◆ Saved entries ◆
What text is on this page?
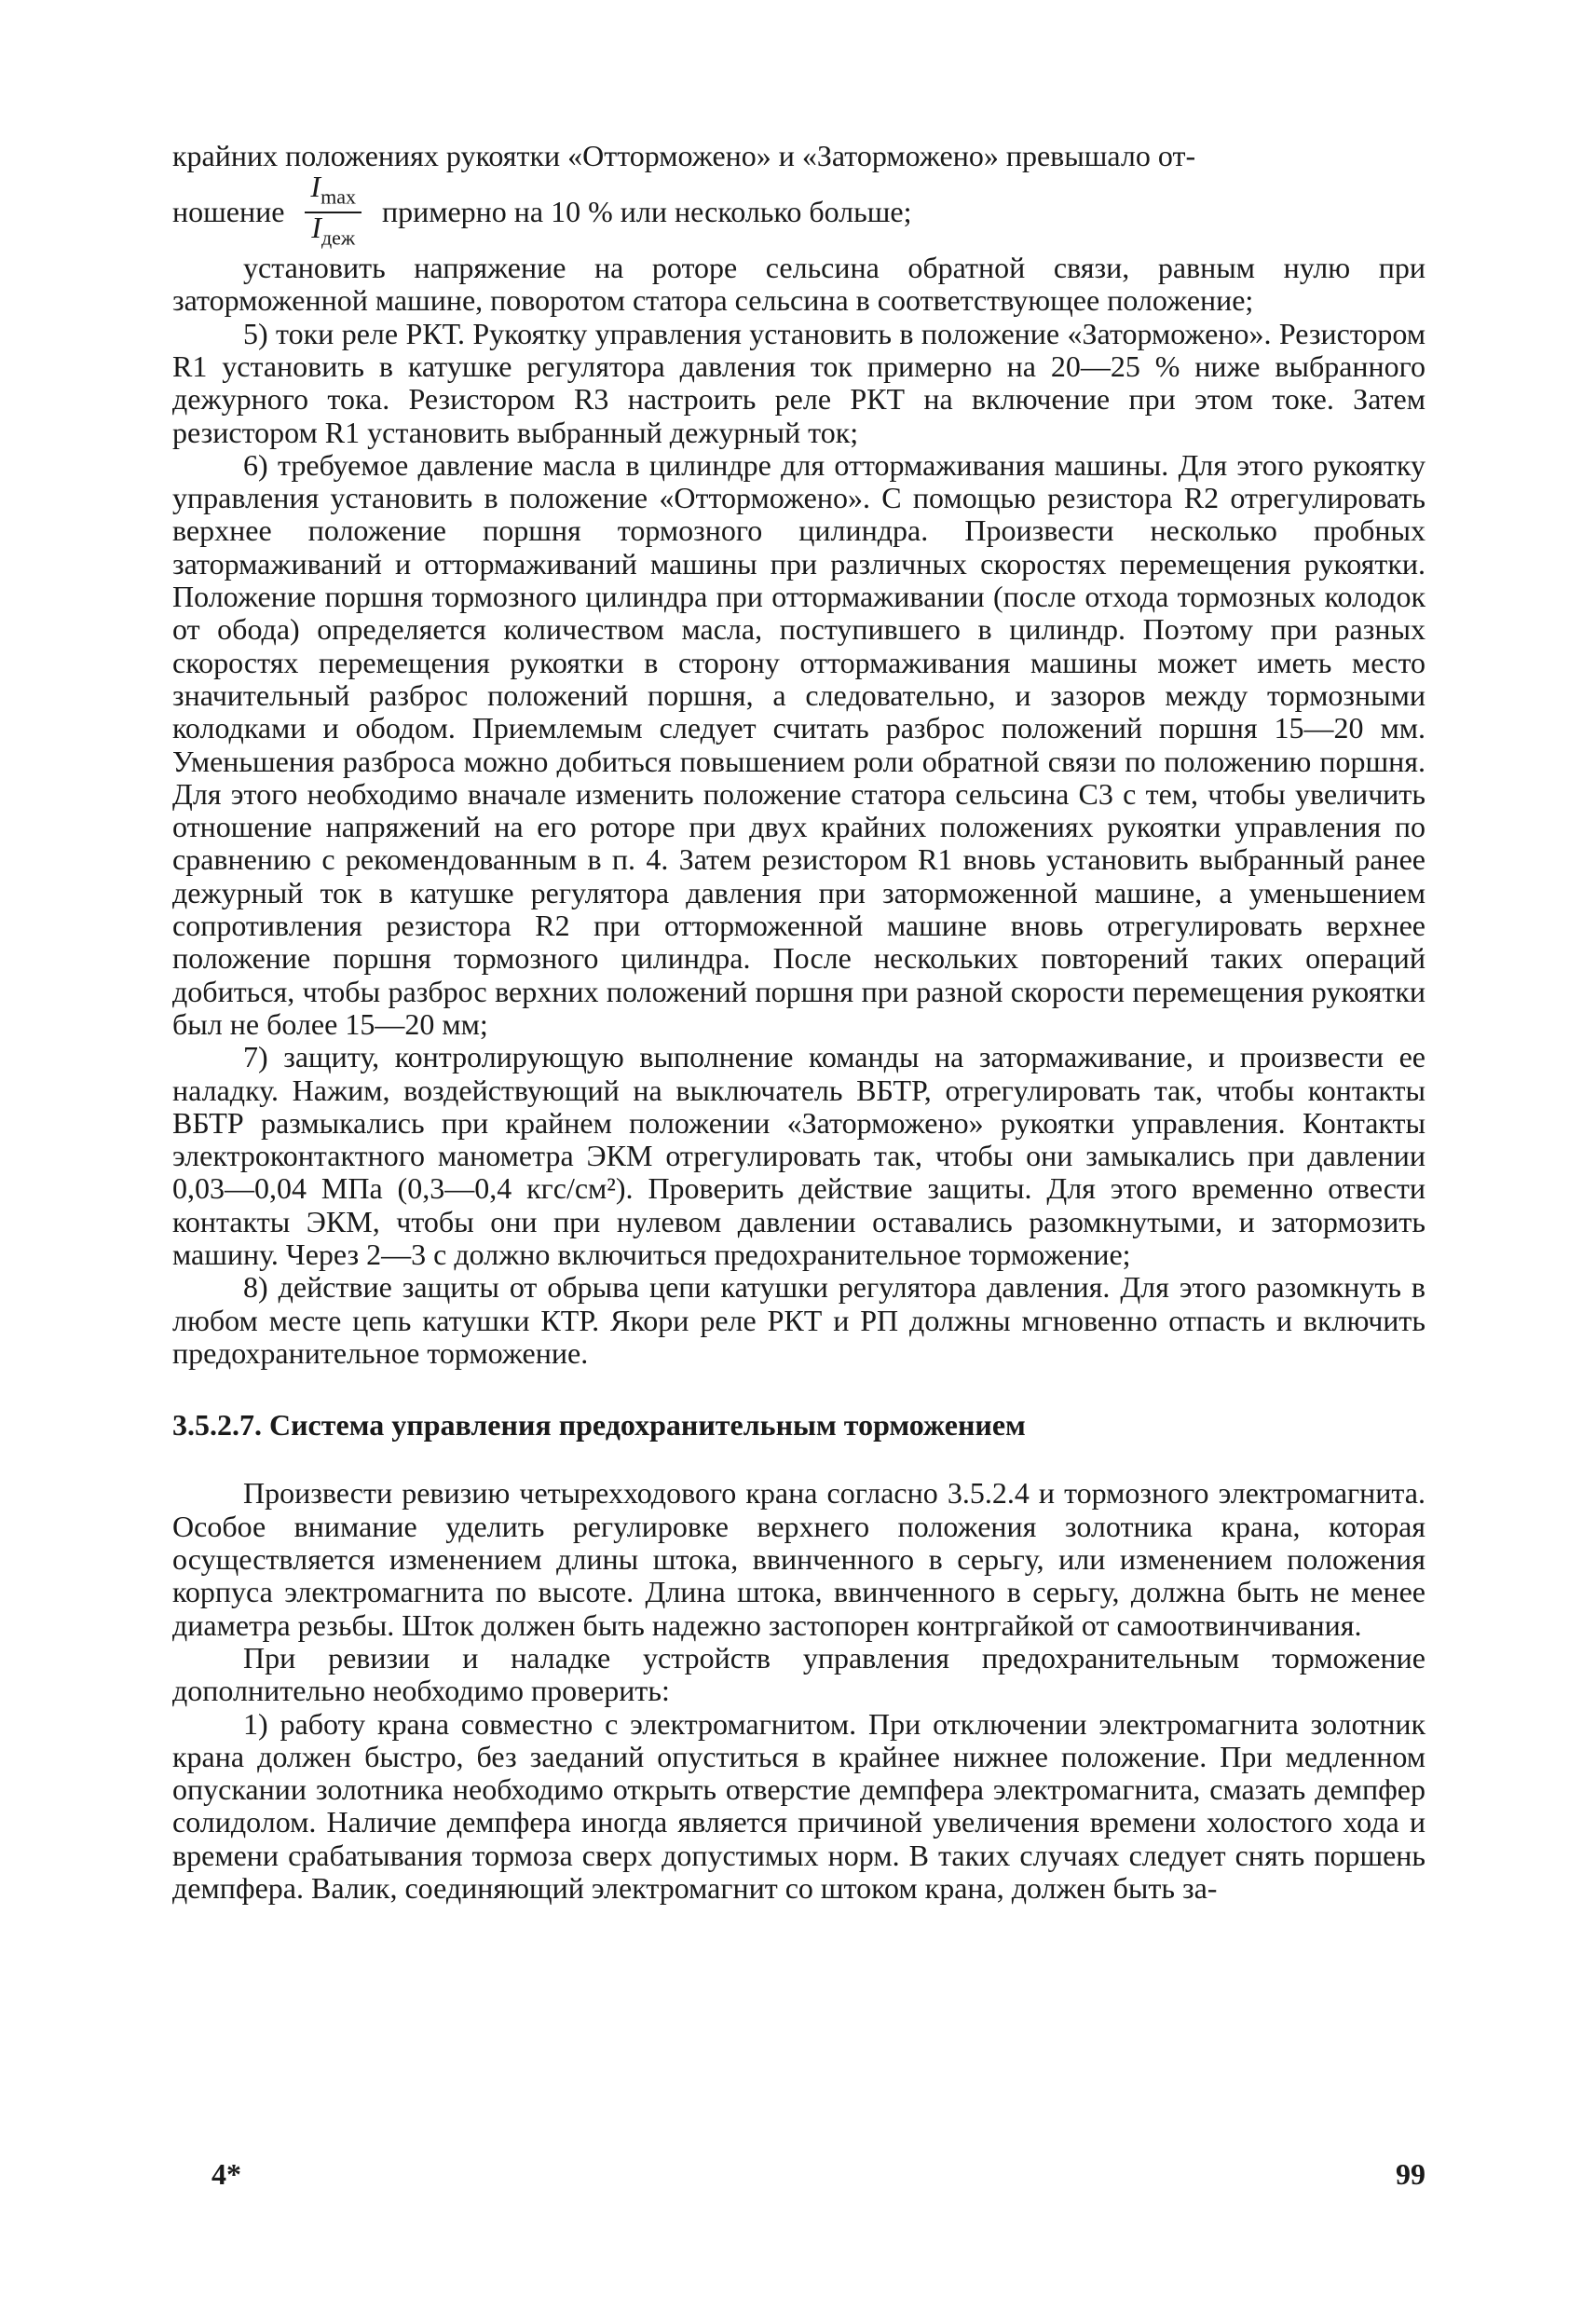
крайних положениях рукоятки «Отторможено» и «Заторможено» превышало от-

ношение $\frac{I_{max}}{I_{деж}}$ примерно на 10 % или несколько больше;

установить напряжение на роторе сельсина обратной связи, равным нулю при заторможенной машине, поворотом статора сельсина в соответствующее положение;

5) токи реле РКТ. Рукоятку управления установить в положение «Заторможено». Резистором R1 установить в катушке регулятора давления ток примерно на 20—25 % ниже выбранного дежурного тока. Резистором R3 настроить реле РКТ на включение при этом токе. Затем резистором R1 установить выбранный дежурный ток;

6) требуемое давление масла в цилиндре для оттормаживания машины. Для этого рукоятку управления установить в положение «Отторможено». С помощью резистора R2 отрегулировать верхнее положение поршня тормозного цилиндра. Произвести несколько пробных затормаживаний и оттормаживаний машины при различных скоростях перемещения рукоятки. Положение поршня тормозного цилиндра при оттормаживании (после отхода тормозных колодок от обода) определяется количеством масла, поступившего в цилиндр. Поэтому при разных скоростях перемещения рукоятки в сторону оттормаживания машины может иметь место значительный разброс положений поршня, а следовательно, и зазоров между тормозными колодками и ободом. Приемлемым следует считать разброс положений поршня 15—20 мм. Уменьшения разброса можно добиться повышением роли обратной связи по положению поршня. Для этого необходимо вначале изменить положение статора сельсина С3 с тем, чтобы увеличить отношение напряжений на его роторе при двух крайних положениях рукоятки управления по сравнению с рекомендованным в п. 4. Затем резистором R1 вновь установить выбранный ранее дежурный ток в катушке регулятора давления при заторможенной машине, а уменьшением сопротивления резистора R2 при отторможенной машине вновь отрегулировать верхнее положение поршня тормозного цилиндра. После нескольких повторений таких операций добиться, чтобы разброс верхних положений поршня при разной скорости перемещения рукоятки был не более 15—20 мм;

7) защиту, контролирующую выполнение команды на затормаживание, и произвести ее наладку. Нажим, воздействующий на выключатель ВБТР, отрегулировать так, чтобы контакты ВБТР размыкались при крайнем положении «Заторможено» рукоятки управления. Контакты электроконтактного манометра ЭКМ отрегулировать так, чтобы они замыкались при давлении 0,03—0,04 МПа (0,3—0,4 кгс/см²). Проверить действие защиты. Для этого временно отвести контакты ЭКМ, чтобы они при нулевом давлении оставались разомкнутыми, и затормозить машину. Через 2—3 с должно включиться предохранительное торможение;

8) действие защиты от обрыва цепи катушки регулятора давления. Для этого разомкнуть в любом месте цепь катушки КТР. Якори реле РКТ и РП должны мгновенно отпасть и включить предохранительное торможение.

3.5.2.7. Система управления предохранительным торможением

Произвести ревизию четырехходового крана согласно 3.5.2.4 и тормозного электромагнита. Особое внимание уделить регулировке верхнего положения золотника крана, которая осуществляется изменением длины штока, ввинченного в серьгу, или изменением положения корпуса электромагнита по высоте. Длина штока, ввинченного в серьгу, должна быть не менее диаметра резьбы. Шток должен быть надежно застопорен контргайкой от самоотвинчивания.

При ревизии и наладке устройств управления предохранительным торможение дополнительно необходимо проверить:

1) работу крана совместно с электромагнитом. При отключении электромагнита золотник крана должен быстро, без заеданий опуститься в крайнее нижнее положение. При медленном опускании золотника необходимо открыть отверстие демпфера электромагнита, смазать демпфер солидолом. Наличие демпфера иногда является причиной увеличения времени холостого хода и времени срабатывания тормоза сверх допустимых норм. В таких случаях следует снять поршень демпфера. Валик, соединяющий электромагнит со штоком крана, должен быть за-

4*	99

◆ Problem statement ◆
Search the entries for "золотника" and copy out each line that has it.

◆ Written response ◆
Произвести ревизию четырехходового крана согласно 3.5.2.4 и тормозного электромагнита. Особое внимание уделить регулировке верхнего положения золотника крана, которая осуществляется изменением длины штока, ввинченного в серьгу, или изменением положения корпуса электромагнита по высоте. Длина штока, ввинченного в серьгу, должна быть не менее диаметра резьбы. Шток должен быть надежно застопорен контргайкой от самоотвинчивания.
1) работу крана совместно с электромагнитом. При отключении электромагнита золотник крана должен быстро, без заеданий опуститься в крайнее нижнее положение. При медленном опускании золотника необходимо открыть отверстие демпфера электромагнита, смазать демпфер солидолом. Наличие демпфера иногда является причиной увеличения времени холостого хода и времени срабатывания тормоза сверх допустимых норм. В таких случаях следует снять поршень демпфера. Валик, соединяющий электромагнит со штоком крана, должен быть за-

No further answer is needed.